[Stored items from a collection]

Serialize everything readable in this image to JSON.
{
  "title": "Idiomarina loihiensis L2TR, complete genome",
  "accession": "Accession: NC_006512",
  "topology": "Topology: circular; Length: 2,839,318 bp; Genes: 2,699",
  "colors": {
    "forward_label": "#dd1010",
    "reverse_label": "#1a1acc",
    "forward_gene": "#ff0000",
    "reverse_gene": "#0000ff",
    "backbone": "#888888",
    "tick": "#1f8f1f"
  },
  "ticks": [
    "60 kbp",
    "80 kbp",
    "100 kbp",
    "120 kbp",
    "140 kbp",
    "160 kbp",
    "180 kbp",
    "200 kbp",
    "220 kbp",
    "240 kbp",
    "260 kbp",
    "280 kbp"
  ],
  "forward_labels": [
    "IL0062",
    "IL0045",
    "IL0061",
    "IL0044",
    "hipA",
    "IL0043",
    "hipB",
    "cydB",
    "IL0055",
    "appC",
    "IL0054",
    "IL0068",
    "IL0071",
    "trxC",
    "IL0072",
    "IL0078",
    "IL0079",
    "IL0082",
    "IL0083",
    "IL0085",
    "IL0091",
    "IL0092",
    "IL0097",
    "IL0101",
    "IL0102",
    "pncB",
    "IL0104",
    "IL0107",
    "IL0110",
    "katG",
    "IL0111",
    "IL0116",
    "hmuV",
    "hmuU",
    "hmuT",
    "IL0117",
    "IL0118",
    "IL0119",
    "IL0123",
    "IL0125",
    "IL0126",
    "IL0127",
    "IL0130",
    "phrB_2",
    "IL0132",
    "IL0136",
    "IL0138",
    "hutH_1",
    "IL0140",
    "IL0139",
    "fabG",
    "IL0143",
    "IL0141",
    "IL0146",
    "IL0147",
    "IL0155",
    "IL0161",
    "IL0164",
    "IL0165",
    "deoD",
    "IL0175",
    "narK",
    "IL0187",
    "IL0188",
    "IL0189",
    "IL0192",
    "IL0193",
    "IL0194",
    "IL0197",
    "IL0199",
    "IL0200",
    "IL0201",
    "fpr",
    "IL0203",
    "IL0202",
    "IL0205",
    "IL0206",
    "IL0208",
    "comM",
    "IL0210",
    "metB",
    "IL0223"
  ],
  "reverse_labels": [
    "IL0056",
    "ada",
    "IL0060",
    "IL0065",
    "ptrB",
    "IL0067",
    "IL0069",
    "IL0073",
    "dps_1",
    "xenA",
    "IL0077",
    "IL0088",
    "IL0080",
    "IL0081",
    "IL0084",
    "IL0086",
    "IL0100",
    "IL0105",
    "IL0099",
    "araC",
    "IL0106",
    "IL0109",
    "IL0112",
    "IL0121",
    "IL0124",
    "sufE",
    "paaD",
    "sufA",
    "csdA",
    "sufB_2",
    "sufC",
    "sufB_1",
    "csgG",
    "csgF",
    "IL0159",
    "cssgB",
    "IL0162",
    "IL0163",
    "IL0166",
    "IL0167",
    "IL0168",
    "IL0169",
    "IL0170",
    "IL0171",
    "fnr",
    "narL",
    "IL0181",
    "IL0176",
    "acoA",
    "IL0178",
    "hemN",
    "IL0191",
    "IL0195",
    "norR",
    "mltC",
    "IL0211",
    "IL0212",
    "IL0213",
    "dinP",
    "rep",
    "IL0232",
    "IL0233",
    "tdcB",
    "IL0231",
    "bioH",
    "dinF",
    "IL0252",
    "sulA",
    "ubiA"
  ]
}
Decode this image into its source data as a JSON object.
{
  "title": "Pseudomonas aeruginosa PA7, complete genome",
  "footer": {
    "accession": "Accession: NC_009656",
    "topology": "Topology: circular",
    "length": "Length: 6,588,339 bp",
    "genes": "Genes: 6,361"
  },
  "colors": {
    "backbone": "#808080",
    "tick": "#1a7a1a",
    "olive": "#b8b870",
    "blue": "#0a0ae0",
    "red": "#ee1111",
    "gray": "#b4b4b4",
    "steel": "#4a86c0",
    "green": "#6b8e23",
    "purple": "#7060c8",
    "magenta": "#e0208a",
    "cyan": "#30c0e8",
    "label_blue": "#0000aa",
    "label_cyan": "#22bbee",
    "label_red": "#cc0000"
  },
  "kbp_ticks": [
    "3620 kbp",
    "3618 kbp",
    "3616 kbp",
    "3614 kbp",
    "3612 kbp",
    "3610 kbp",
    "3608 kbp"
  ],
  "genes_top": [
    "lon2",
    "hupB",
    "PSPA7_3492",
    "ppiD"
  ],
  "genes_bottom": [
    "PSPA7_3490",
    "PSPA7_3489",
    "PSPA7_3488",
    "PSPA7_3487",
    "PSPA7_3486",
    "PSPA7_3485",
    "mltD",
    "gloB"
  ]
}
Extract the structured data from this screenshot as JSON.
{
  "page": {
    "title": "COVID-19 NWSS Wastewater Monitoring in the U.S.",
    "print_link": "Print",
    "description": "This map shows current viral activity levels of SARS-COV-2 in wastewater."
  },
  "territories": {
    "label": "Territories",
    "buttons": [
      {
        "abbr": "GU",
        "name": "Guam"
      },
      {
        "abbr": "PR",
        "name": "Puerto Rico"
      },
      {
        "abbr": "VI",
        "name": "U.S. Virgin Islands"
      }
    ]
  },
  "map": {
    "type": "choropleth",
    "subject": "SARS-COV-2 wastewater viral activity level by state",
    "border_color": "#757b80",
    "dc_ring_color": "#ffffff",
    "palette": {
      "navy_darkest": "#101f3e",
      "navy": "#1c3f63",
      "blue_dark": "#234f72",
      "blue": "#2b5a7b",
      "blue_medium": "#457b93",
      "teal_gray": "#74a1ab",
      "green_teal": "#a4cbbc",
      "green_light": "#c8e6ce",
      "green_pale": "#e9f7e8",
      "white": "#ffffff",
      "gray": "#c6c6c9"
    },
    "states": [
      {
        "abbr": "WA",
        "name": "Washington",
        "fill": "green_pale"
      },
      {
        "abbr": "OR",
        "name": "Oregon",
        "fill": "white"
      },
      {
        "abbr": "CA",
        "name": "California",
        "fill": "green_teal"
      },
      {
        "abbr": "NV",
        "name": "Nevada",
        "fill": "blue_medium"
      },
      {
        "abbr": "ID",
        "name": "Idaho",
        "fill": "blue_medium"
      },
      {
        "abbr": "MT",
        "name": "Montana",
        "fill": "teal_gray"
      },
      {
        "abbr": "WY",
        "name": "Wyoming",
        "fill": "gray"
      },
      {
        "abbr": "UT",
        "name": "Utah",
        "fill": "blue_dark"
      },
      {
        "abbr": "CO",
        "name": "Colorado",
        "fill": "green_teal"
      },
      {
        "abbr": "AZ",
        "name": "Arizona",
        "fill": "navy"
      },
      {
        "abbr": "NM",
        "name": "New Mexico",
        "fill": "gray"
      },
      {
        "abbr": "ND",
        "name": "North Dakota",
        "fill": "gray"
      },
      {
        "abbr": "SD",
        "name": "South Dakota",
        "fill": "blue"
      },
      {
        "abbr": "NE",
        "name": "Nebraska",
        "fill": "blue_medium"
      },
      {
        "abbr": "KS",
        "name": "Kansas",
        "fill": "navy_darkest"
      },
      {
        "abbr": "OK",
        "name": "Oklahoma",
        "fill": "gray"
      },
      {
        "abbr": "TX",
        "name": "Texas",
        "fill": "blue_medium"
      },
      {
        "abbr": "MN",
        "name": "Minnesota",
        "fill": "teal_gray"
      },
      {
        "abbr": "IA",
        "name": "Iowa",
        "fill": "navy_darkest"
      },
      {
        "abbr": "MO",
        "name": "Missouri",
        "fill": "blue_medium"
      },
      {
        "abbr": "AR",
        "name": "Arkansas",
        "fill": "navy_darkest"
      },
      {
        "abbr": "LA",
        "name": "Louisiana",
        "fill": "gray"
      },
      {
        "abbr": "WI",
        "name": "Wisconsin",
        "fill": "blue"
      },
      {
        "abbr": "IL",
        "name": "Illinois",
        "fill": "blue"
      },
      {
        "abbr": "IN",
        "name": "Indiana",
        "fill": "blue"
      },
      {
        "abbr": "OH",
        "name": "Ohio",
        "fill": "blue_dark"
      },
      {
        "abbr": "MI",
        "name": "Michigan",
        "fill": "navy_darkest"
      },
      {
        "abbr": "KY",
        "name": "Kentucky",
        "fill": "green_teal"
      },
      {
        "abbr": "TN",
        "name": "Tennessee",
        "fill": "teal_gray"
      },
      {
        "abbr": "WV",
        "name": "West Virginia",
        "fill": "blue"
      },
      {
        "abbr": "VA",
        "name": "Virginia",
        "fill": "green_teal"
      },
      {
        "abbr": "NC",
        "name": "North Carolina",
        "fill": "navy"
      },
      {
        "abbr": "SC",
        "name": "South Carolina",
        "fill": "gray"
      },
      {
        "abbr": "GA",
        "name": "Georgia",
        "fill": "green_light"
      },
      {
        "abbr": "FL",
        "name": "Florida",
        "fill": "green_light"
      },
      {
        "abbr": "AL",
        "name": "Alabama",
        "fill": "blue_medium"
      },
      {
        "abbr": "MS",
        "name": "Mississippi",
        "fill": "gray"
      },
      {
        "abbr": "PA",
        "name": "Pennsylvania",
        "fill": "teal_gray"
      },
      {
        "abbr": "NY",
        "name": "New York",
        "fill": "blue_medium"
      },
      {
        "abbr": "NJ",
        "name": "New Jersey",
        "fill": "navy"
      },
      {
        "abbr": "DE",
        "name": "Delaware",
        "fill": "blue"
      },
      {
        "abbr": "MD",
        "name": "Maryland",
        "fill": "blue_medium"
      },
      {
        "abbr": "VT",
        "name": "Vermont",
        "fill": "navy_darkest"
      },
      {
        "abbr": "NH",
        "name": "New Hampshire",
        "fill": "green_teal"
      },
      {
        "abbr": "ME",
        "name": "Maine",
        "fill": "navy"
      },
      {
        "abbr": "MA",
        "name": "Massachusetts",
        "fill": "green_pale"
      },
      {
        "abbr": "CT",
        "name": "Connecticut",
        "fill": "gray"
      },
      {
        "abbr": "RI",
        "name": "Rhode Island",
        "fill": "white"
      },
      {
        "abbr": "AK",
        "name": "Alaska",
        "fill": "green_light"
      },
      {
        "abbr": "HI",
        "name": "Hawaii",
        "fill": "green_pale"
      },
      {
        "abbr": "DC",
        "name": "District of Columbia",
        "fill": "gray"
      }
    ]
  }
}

TO DO »
Please find all lines of the entries that hold the string "South" and copy them.

ANSWER SECTION »
        "name": "South Dakota",
        "name": "South Carolina",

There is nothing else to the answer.